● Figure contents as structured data

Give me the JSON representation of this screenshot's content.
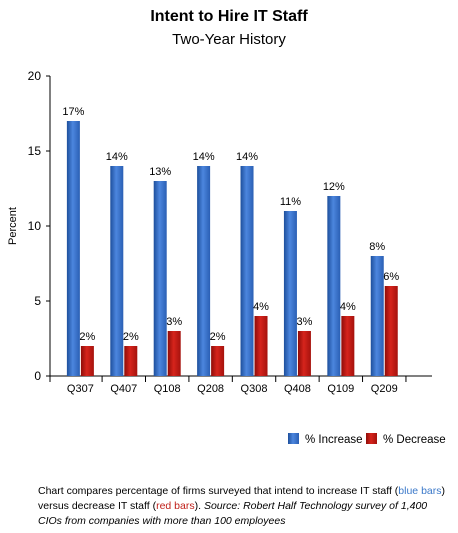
{
  "chart_data": {
    "type": "bar",
    "title": "Intent to Hire IT Staff",
    "subtitle": "Two-Year History",
    "ylabel": "Percent",
    "xlabel": "",
    "ylim": [
      0,
      20
    ],
    "yticks": [
      0,
      5,
      10,
      15,
      20
    ],
    "grid": false,
    "legend_position": "bottom-right",
    "categories": [
      "Q307",
      "Q407",
      "Q108",
      "Q208",
      "Q308",
      "Q408",
      "Q109",
      "Q209"
    ],
    "series": [
      {
        "name": "% Increase",
        "color": "#3d74cc",
        "values": [
          17,
          14,
          13,
          14,
          14,
          11,
          12,
          8
        ],
        "labels": [
          "17%",
          "14%",
          "13%",
          "14%",
          "14%",
          "11%",
          "12%",
          "8%"
        ]
      },
      {
        "name": "% Decrease",
        "color": "#c41a14",
        "values": [
          2,
          2,
          3,
          2,
          4,
          3,
          4,
          6
        ],
        "labels": [
          "2%",
          "2%",
          "3%",
          "2%",
          "4%",
          "3%",
          "4%",
          "6%"
        ]
      }
    ]
  },
  "caption": {
    "part1": "Chart compares percentage of firms surveyed that intend to increase IT staff (",
    "blue_term": "blue bars",
    "part2": ") versus decrease IT staff (",
    "red_term": "red bars",
    "part3": ").  ",
    "source": "Source: Robert Half Technology survey of 1,400 CIOs from companies with more than 100 employees"
  }
}
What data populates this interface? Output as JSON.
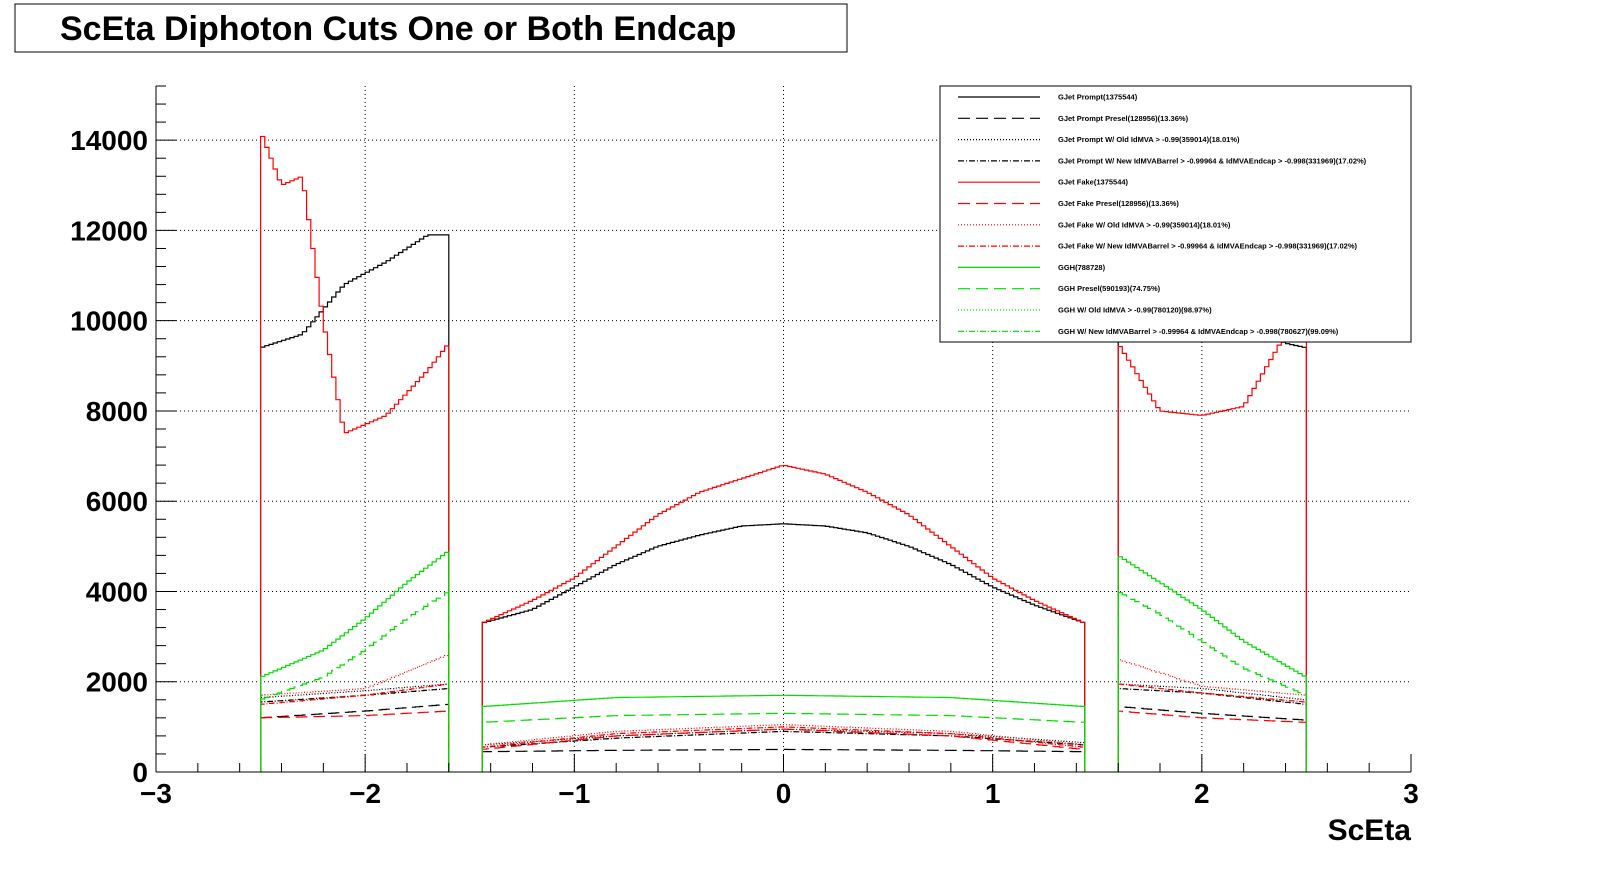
{
  "chart_data": {
    "type": "line",
    "title": "ScEta Diphoton Cuts One or Both Endcap",
    "xlabel": "ScEta",
    "ylabel": "",
    "xlim": [
      -3,
      3
    ],
    "ylim": [
      0,
      15200
    ],
    "grid": true,
    "legend_position": "top-right",
    "x_ticks": [
      -3,
      -2,
      -1,
      0,
      1,
      2,
      3
    ],
    "x_tick_labels": [
      "−3",
      "−2",
      "−1",
      "0",
      "1",
      "2",
      "3"
    ],
    "y_ticks": [
      0,
      2000,
      4000,
      6000,
      8000,
      10000,
      12000,
      14000
    ],
    "y_tick_labels": [
      "0",
      "2000",
      "4000",
      "6000",
      "8000",
      "10000",
      "12000",
      "14000"
    ],
    "series": [
      {
        "name": "GJet Prompt(1375544)",
        "color": "#000000",
        "dash": "solid",
        "endcap_left": [
          [
            -2.5,
            9400
          ],
          [
            -2.3,
            9700
          ],
          [
            -2.1,
            10800
          ],
          [
            -1.9,
            11300
          ],
          [
            -1.7,
            11900
          ],
          [
            -1.6,
            11900
          ]
        ],
        "barrel": [
          [
            -1.44,
            3300
          ],
          [
            -1.2,
            3600
          ],
          [
            -1.0,
            4100
          ],
          [
            -0.8,
            4600
          ],
          [
            -0.6,
            5000
          ],
          [
            -0.4,
            5250
          ],
          [
            -0.2,
            5450
          ],
          [
            0.0,
            5500
          ],
          [
            0.2,
            5450
          ],
          [
            0.4,
            5300
          ],
          [
            0.6,
            5000
          ],
          [
            0.8,
            4600
          ],
          [
            1.0,
            4100
          ],
          [
            1.2,
            3700
          ],
          [
            1.44,
            3300
          ]
        ],
        "endcap_right": [
          [
            1.6,
            10500
          ],
          [
            1.8,
            10600
          ],
          [
            2.0,
            10300
          ],
          [
            2.2,
            10000
          ],
          [
            2.4,
            9500
          ],
          [
            2.5,
            9400
          ]
        ]
      },
      {
        "name": "GJet Prompt Presel(128956)(13.36%)",
        "color": "#000000",
        "dash": "dashed",
        "endcap_left": [
          [
            -2.5,
            1200
          ],
          [
            -2.0,
            1350
          ],
          [
            -1.6,
            1500
          ]
        ],
        "barrel": [
          [
            -1.44,
            450
          ],
          [
            -0.8,
            480
          ],
          [
            0.0,
            500
          ],
          [
            0.8,
            480
          ],
          [
            1.44,
            450
          ]
        ],
        "endcap_right": [
          [
            1.6,
            1450
          ],
          [
            2.0,
            1300
          ],
          [
            2.5,
            1150
          ]
        ]
      },
      {
        "name": "GJet Prompt W/ Old IdMVA > -0.99(359014)(18.01%)",
        "color": "#000000",
        "dash": "dotted",
        "endcap_left": [
          [
            -2.5,
            1650
          ],
          [
            -2.0,
            1800
          ],
          [
            -1.6,
            1950
          ]
        ],
        "barrel": [
          [
            -1.44,
            600
          ],
          [
            -0.8,
            800
          ],
          [
            0.0,
            950
          ],
          [
            0.8,
            850
          ],
          [
            1.44,
            650
          ]
        ],
        "endcap_right": [
          [
            1.6,
            1950
          ],
          [
            2.0,
            1850
          ],
          [
            2.5,
            1600
          ]
        ]
      },
      {
        "name": "GJet Prompt W/ New IdMVABarrel > -0.99964 & IdMVAEndcap > -0.998(331969)(17.02%)",
        "color": "#000000",
        "dash": "dashdot",
        "endcap_left": [
          [
            -2.5,
            1550
          ],
          [
            -2.0,
            1700
          ],
          [
            -1.6,
            1850
          ]
        ],
        "barrel": [
          [
            -1.44,
            550
          ],
          [
            -0.8,
            750
          ],
          [
            0.0,
            900
          ],
          [
            0.8,
            800
          ],
          [
            1.44,
            600
          ]
        ],
        "endcap_right": [
          [
            1.6,
            1850
          ],
          [
            2.0,
            1750
          ],
          [
            2.5,
            1500
          ]
        ]
      },
      {
        "name": "GJet Fake(1375544)",
        "color": "#ff0000",
        "dash": "solid",
        "endcap_left": [
          [
            -2.5,
            14200
          ],
          [
            -2.4,
            13000
          ],
          [
            -2.3,
            13200
          ],
          [
            -2.2,
            10000
          ],
          [
            -2.1,
            7500
          ],
          [
            -1.9,
            7900
          ],
          [
            -1.7,
            8900
          ],
          [
            -1.6,
            9500
          ]
        ],
        "barrel": [
          [
            -1.44,
            3300
          ],
          [
            -1.2,
            3800
          ],
          [
            -1.0,
            4300
          ],
          [
            -0.8,
            5000
          ],
          [
            -0.6,
            5700
          ],
          [
            -0.4,
            6200
          ],
          [
            -0.2,
            6500
          ],
          [
            0.0,
            6800
          ],
          [
            0.2,
            6600
          ],
          [
            0.4,
            6200
          ],
          [
            0.6,
            5700
          ],
          [
            0.8,
            5000
          ],
          [
            1.0,
            4300
          ],
          [
            1.2,
            3800
          ],
          [
            1.44,
            3300
          ]
        ],
        "endcap_right": [
          [
            1.6,
            9500
          ],
          [
            1.8,
            8000
          ],
          [
            2.0,
            7900
          ],
          [
            2.2,
            8100
          ],
          [
            2.4,
            9700
          ],
          [
            2.5,
            10000
          ]
        ]
      },
      {
        "name": "GJet Fake Presel(128956)(13.36%)",
        "color": "#ff0000",
        "dash": "dashed",
        "endcap_left": [
          [
            -2.5,
            1200
          ],
          [
            -2.0,
            1250
          ],
          [
            -1.6,
            1350
          ]
        ],
        "barrel": [
          [
            -1.44,
            500
          ],
          [
            -0.8,
            800
          ],
          [
            0.0,
            950
          ],
          [
            0.8,
            800
          ],
          [
            1.44,
            500
          ]
        ],
        "endcap_right": [
          [
            1.6,
            1350
          ],
          [
            2.0,
            1200
          ],
          [
            2.5,
            1100
          ]
        ]
      },
      {
        "name": "GJet Fake W/ Old IdMVA > -0.99(359014)(18.01%)",
        "color": "#ff0000",
        "dash": "dotted",
        "endcap_left": [
          [
            -2.5,
            1700
          ],
          [
            -2.0,
            1850
          ],
          [
            -1.6,
            2600
          ]
        ],
        "barrel": [
          [
            -1.44,
            600
          ],
          [
            -0.8,
            900
          ],
          [
            0.0,
            1050
          ],
          [
            0.8,
            900
          ],
          [
            1.44,
            600
          ]
        ],
        "endcap_right": [
          [
            1.6,
            2500
          ],
          [
            2.0,
            1900
          ],
          [
            2.5,
            1700
          ]
        ]
      },
      {
        "name": "GJet Fake W/ New IdMVABarrel > -0.99964 & IdMVAEndcap > -0.998(331969)(17.02%)",
        "color": "#ff0000",
        "dash": "dashdot",
        "endcap_left": [
          [
            -2.5,
            1500
          ],
          [
            -2.0,
            1700
          ],
          [
            -1.6,
            1950
          ]
        ],
        "barrel": [
          [
            -1.44,
            550
          ],
          [
            -0.8,
            850
          ],
          [
            0.0,
            1000
          ],
          [
            0.8,
            850
          ],
          [
            1.44,
            550
          ]
        ],
        "endcap_right": [
          [
            1.6,
            1950
          ],
          [
            2.0,
            1750
          ],
          [
            2.5,
            1550
          ]
        ]
      },
      {
        "name": "GGH(788728)",
        "color": "#00dd00",
        "dash": "solid",
        "endcap_left": [
          [
            -2.5,
            2100
          ],
          [
            -2.2,
            2700
          ],
          [
            -2.0,
            3400
          ],
          [
            -1.8,
            4200
          ],
          [
            -1.6,
            4900
          ]
        ],
        "barrel": [
          [
            -1.44,
            1450
          ],
          [
            -0.8,
            1650
          ],
          [
            0.0,
            1700
          ],
          [
            0.8,
            1650
          ],
          [
            1.44,
            1450
          ]
        ],
        "endcap_right": [
          [
            1.6,
            4800
          ],
          [
            1.8,
            4200
          ],
          [
            2.0,
            3600
          ],
          [
            2.2,
            2900
          ],
          [
            2.5,
            2100
          ]
        ]
      },
      {
        "name": "GGH Presel(590193)(74.75%)",
        "color": "#00dd00",
        "dash": "dashed",
        "endcap_left": [
          [
            -2.5,
            1600
          ],
          [
            -2.2,
            2100
          ],
          [
            -2.0,
            2700
          ],
          [
            -1.8,
            3400
          ],
          [
            -1.6,
            4000
          ]
        ],
        "barrel": [
          [
            -1.44,
            1100
          ],
          [
            -0.8,
            1250
          ],
          [
            0.0,
            1300
          ],
          [
            0.8,
            1250
          ],
          [
            1.44,
            1100
          ]
        ],
        "endcap_right": [
          [
            1.6,
            4000
          ],
          [
            1.8,
            3500
          ],
          [
            2.0,
            2900
          ],
          [
            2.2,
            2300
          ],
          [
            2.5,
            1700
          ]
        ]
      },
      {
        "name": "GGH W/ Old IdMVA > -0.99(780120)(98.97%)",
        "color": "#00dd00",
        "dash": "dotted",
        "endcap_left": [],
        "barrel": [],
        "endcap_right": []
      },
      {
        "name": "GGH W/ New IdMVABarrel > -0.99964 & IdMVAEndcap > -0.998(780627)(99.09%)",
        "color": "#00dd00",
        "dash": "dashdot",
        "endcap_left": [],
        "barrel": [],
        "endcap_right": []
      }
    ]
  }
}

● WRITTEN INSTRUCTION
Select and copy each line from the data that includes the word "IdMVAEndcap".

● EXERCISE RESULT
        "name": "GJet Prompt W/ New IdMVABarrel > -0.99964 & IdMVAEndcap > -0.998(331969)(17.02%)",
        "name": "GJet Fake W/ New IdMVABarrel > -0.99964 & IdMVAEndcap > -0.998(331969)(17.02%)",
        "name": "GGH W/ New IdMVABarrel > -0.99964 & IdMVAEndcap > -0.998(780627)(99.09%)",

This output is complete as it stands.